Required work ▸ Within the listing below, locate all lines containing the word "temporária". Copy each one.

-------

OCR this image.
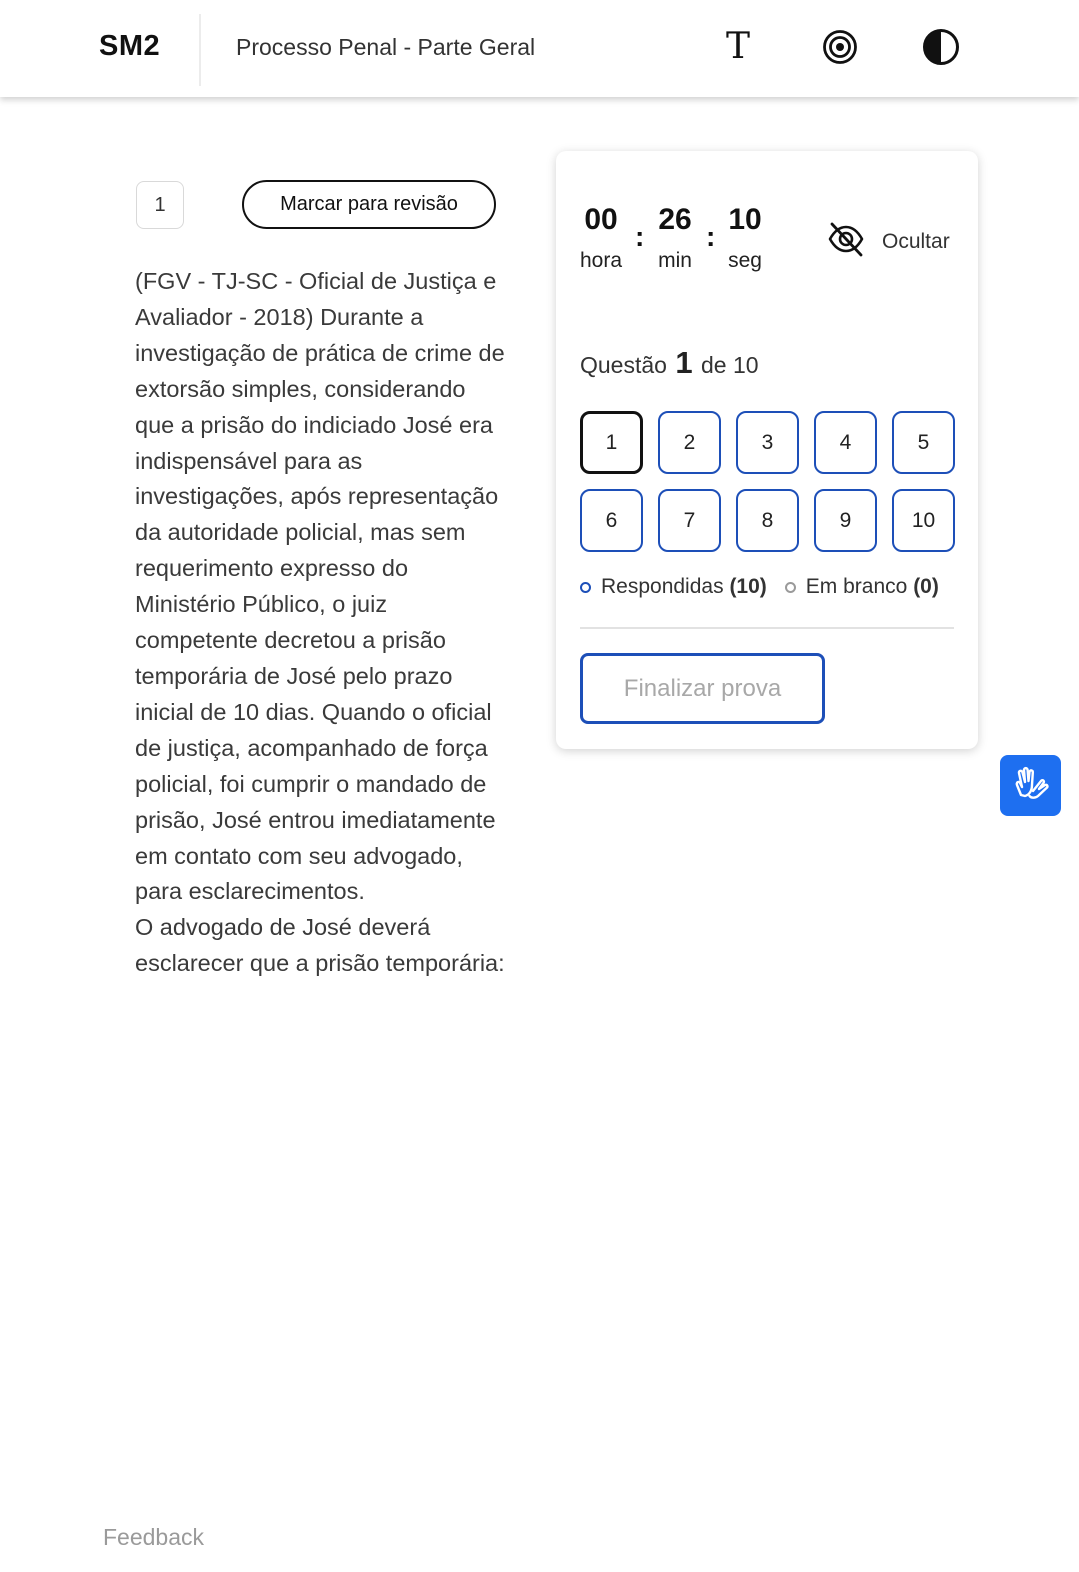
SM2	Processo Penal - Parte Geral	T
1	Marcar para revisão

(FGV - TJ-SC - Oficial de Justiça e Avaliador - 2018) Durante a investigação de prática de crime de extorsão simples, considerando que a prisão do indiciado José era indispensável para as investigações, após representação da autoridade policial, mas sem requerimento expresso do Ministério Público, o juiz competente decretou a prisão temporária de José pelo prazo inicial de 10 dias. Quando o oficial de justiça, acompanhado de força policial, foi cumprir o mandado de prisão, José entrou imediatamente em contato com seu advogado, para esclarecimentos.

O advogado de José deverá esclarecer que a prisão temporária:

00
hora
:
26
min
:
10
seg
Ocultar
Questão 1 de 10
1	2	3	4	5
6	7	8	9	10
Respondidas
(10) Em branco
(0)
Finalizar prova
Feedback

-------

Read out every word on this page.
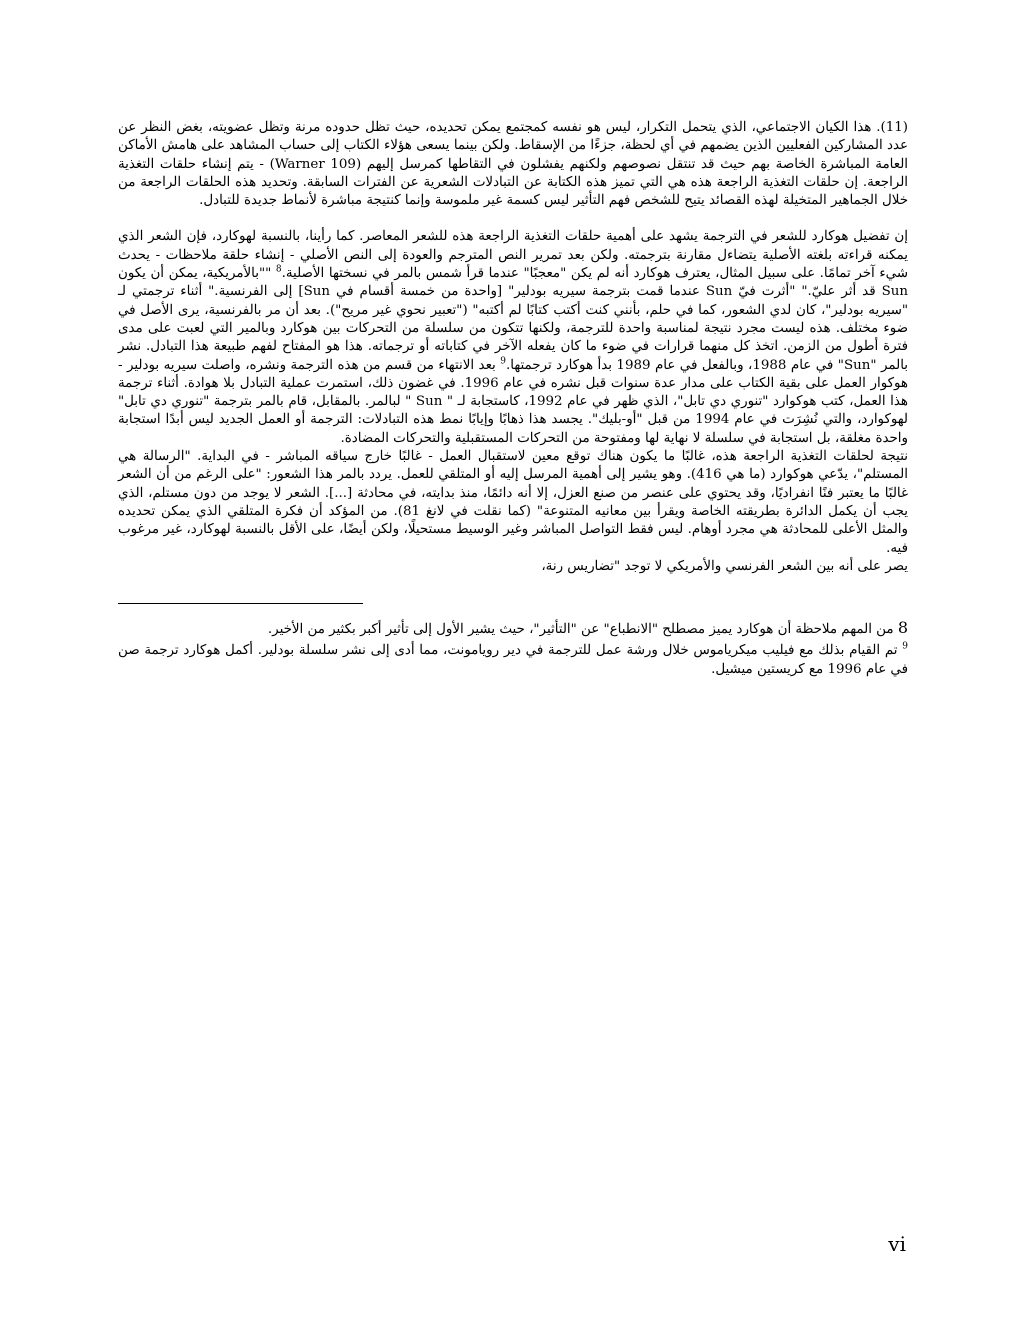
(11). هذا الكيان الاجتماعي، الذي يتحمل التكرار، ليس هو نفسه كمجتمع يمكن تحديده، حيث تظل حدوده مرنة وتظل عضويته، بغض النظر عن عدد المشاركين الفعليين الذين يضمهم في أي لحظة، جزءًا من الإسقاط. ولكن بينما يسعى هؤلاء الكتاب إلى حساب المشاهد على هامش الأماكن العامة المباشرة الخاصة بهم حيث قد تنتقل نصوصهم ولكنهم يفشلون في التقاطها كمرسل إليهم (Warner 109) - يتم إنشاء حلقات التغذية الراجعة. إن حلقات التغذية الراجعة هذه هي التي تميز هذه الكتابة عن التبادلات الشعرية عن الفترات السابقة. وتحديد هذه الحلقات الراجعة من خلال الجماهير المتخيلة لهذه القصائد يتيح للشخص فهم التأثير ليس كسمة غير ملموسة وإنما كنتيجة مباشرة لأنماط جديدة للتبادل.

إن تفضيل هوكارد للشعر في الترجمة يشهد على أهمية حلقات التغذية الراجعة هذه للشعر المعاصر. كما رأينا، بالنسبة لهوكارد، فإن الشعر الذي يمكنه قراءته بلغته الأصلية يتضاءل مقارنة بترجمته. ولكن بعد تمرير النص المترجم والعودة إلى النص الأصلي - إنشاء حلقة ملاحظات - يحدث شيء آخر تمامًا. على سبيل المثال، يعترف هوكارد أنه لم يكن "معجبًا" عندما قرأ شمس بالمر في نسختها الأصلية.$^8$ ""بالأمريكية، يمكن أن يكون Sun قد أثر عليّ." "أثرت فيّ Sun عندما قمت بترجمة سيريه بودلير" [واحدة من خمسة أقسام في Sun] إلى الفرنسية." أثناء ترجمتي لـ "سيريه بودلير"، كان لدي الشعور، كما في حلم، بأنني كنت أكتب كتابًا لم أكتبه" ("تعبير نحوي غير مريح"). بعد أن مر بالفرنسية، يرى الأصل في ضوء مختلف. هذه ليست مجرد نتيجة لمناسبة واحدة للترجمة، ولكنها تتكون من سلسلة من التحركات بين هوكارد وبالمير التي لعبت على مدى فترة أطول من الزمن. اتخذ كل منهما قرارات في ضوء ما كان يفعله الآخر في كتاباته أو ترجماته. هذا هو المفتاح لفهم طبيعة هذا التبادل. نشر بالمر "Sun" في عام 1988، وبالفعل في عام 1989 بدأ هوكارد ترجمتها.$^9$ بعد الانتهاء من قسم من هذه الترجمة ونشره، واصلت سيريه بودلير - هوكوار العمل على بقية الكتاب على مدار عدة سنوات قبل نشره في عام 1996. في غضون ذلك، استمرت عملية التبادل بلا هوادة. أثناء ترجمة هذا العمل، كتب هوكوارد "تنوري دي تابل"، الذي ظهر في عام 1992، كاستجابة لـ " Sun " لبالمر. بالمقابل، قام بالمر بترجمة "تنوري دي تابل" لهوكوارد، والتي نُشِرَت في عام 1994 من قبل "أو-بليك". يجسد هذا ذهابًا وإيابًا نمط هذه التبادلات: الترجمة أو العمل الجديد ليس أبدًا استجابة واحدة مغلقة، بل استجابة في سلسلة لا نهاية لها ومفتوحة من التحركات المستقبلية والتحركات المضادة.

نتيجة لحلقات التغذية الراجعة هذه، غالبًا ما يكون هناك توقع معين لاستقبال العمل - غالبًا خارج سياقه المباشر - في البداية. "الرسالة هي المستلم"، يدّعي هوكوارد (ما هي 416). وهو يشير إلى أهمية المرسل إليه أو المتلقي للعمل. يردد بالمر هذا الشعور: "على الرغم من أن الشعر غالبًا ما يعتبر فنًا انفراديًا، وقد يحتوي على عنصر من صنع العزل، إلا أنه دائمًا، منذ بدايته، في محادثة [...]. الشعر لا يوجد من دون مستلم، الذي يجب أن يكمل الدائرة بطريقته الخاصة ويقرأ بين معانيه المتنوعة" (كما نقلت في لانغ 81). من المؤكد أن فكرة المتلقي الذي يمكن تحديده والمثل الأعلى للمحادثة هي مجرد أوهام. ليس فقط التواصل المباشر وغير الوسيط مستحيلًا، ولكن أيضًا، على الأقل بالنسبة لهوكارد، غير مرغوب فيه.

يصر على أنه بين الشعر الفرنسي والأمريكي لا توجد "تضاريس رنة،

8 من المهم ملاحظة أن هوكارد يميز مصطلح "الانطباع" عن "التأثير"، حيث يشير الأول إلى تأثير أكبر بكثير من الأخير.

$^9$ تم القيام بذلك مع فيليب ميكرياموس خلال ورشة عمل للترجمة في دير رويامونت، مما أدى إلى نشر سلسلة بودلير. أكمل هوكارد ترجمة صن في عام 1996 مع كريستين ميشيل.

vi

-------

Answer to this task ▸
(FGV - TJ-SC - Oficial de Justiça e Avaliador - 2018) Durante a investigação de prática de crime de extorsão simples, considerando que a prisão do indiciado José era indispensável para as investigações, após representação da autoridade policial, mas sem requerimento expresso do Ministério Público, o juiz competente decretou a prisão temporária de José pelo prazo inicial de 10 dias. Quando o oficial de justiça, acompanhado de força policial, foi cumprir o mandado de prisão, José entrou imediatamente em contato com seu advogado, para esclarecimentos.
O advogado de José deverá esclarecer que a prisão temporária:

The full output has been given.